WORK TO DO: Render every entry exactly as it appears.
=== RECORDED INFORMATION ===
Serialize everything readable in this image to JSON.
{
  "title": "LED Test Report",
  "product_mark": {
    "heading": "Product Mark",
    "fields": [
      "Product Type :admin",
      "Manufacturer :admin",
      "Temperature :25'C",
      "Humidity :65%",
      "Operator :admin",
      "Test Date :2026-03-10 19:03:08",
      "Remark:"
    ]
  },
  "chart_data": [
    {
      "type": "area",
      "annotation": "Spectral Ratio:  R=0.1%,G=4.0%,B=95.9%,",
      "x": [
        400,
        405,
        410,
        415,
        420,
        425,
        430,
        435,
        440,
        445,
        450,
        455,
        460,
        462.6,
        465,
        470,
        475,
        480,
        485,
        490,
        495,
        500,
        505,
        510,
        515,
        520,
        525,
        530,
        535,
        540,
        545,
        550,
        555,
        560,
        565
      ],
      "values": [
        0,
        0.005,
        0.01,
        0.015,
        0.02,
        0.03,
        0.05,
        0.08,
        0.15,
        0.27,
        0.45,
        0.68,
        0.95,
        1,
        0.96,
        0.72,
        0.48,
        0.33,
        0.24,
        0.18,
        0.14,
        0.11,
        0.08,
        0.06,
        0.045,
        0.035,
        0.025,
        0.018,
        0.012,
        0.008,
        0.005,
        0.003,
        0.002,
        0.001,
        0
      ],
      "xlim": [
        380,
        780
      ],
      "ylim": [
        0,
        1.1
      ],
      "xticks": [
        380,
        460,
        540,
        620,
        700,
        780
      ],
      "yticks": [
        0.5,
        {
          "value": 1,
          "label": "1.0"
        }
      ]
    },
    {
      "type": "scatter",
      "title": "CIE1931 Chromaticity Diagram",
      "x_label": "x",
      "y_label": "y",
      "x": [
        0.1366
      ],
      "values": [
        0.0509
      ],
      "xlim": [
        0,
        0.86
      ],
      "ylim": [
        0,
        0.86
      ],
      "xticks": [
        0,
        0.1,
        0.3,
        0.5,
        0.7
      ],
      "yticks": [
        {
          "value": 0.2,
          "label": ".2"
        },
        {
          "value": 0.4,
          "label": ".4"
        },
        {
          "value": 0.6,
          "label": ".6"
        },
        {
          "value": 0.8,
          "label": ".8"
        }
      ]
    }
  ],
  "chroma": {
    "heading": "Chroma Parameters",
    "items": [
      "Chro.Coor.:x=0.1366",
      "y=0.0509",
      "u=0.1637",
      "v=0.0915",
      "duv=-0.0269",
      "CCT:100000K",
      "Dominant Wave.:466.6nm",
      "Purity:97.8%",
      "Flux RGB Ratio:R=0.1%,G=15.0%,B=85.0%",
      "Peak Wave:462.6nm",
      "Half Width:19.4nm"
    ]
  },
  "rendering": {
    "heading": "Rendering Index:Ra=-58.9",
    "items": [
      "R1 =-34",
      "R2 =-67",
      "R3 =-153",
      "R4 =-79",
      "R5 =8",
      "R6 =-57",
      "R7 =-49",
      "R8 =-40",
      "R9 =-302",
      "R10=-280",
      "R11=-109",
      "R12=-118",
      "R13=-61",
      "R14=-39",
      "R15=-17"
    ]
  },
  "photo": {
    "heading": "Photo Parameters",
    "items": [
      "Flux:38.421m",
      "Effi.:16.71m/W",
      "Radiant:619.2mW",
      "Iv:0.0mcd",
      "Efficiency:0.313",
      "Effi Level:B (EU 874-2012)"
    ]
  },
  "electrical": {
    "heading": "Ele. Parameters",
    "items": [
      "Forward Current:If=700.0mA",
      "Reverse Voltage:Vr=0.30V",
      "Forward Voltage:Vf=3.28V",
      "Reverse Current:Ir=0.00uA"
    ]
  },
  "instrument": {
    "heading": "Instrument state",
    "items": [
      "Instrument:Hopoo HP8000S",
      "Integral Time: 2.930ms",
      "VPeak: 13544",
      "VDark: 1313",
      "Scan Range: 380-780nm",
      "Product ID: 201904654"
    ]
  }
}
===
RESULT:
Serialize everything readable in this image to JSON.
{
  "title": "LED Test Report",
  "product_mark": {
    "heading": "Product Mark",
    "fields": [
      "Product Type :admin",
      "Manufacturer :admin",
      "Temperature :25'C",
      "Humidity :65%",
      "Operator :admin",
      "Test Date :2026-03-10 19:03:08",
      "Remark:"
    ]
  },
  "chart_data": [
    {
      "type": "area",
      "annotation": "Spectral Ratio:  R=0.1%,G=4.0%,B=95.9%,",
      "x": [
        400,
        405,
        410,
        415,
        420,
        425,
        430,
        435,
        440,
        445,
        450,
        455,
        460,
        462.6,
        465,
        470,
        475,
        480,
        485,
        490,
        495,
        500,
        505,
        510,
        515,
        520,
        525,
        530,
        535,
        540,
        545,
        550,
        555,
        560,
        565
      ],
      "values": [
        0,
        0.005,
        0.01,
        0.015,
        0.02,
        0.03,
        0.05,
        0.08,
        0.15,
        0.27,
        0.45,
        0.68,
        0.95,
        1,
        0.96,
        0.72,
        0.48,
        0.33,
        0.24,
        0.18,
        0.14,
        0.11,
        0.08,
        0.06,
        0.045,
        0.035,
        0.025,
        0.018,
        0.012,
        0.008,
        0.005,
        0.003,
        0.002,
        0.001,
        0
      ],
      "xlim": [
        380,
        780
      ],
      "ylim": [
        0,
        1.1
      ],
      "xticks": [
        380,
        460,
        540,
        620,
        700,
        780
      ],
      "yticks": [
        0.5,
        {
          "value": 1,
          "label": "1.0"
        }
      ]
    },
    {
      "type": "scatter",
      "title": "CIE1931 Chromaticity Diagram",
      "x_label": "x",
      "y_label": "y",
      "x": [
        0.1366
      ],
      "values": [
        0.0509
      ],
      "xlim": [
        0,
        0.86
      ],
      "ylim": [
        0,
        0.86
      ],
      "xticks": [
        0,
        0.1,
        0.3,
        0.5,
        0.7
      ],
      "yticks": [
        {
          "value": 0.2,
          "label": ".2"
        },
        {
          "value": 0.4,
          "label": ".4"
        },
        {
          "value": 0.6,
          "label": ".6"
        },
        {
          "value": 0.8,
          "label": ".8"
        }
      ]
    }
  ],
  "chroma": {
    "heading": "Chroma Parameters",
    "items": [
      "Chro.Coor.:x=0.1366",
      "y=0.0509",
      "u=0.1637",
      "v=0.0915",
      "duv=-0.0269",
      "CCT:100000K",
      "Dominant Wave.:466.6nm",
      "Purity:97.8%",
      "Flux RGB Ratio:R=0.1%,G=15.0%,B=85.0%",
      "Peak Wave:462.6nm",
      "Half Width:19.4nm"
    ]
  },
  "rendering": {
    "heading": "Rendering Index:Ra=-58.9",
    "items": [
      "R1 =-34",
      "R2 =-67",
      "R3 =-153",
      "R4 =-79",
      "R5 =8",
      "R6 =-57",
      "R7 =-49",
      "R8 =-40",
      "R9 =-302",
      "R10=-280",
      "R11=-109",
      "R12=-118",
      "R13=-61",
      "R14=-39",
      "R15=-17"
    ]
  },
  "photo": {
    "heading": "Photo Parameters",
    "items": [
      "Flux:38.421m",
      "Effi.:16.71m/W",
      "Radiant:619.2mW",
      "Iv:0.0mcd",
      "Efficiency:0.313",
      "Effi Level:B (EU 874-2012)"
    ]
  },
  "electrical": {
    "heading": "Ele. Parameters",
    "items": [
      "Forward Current:If=700.0mA",
      "Reverse Voltage:Vr=0.30V",
      "Forward Voltage:Vf=3.28V",
      "Reverse Current:Ir=0.00uA"
    ]
  },
  "instrument": {
    "heading": "Instrument state",
    "items": [
      "Instrument:Hopoo HP8000S",
      "Integral Time: 2.930ms",
      "VPeak: 13544",
      "VDark: 1313",
      "Scan Range: 380-780nm",
      "Product ID: 201904654"
    ]
  }
}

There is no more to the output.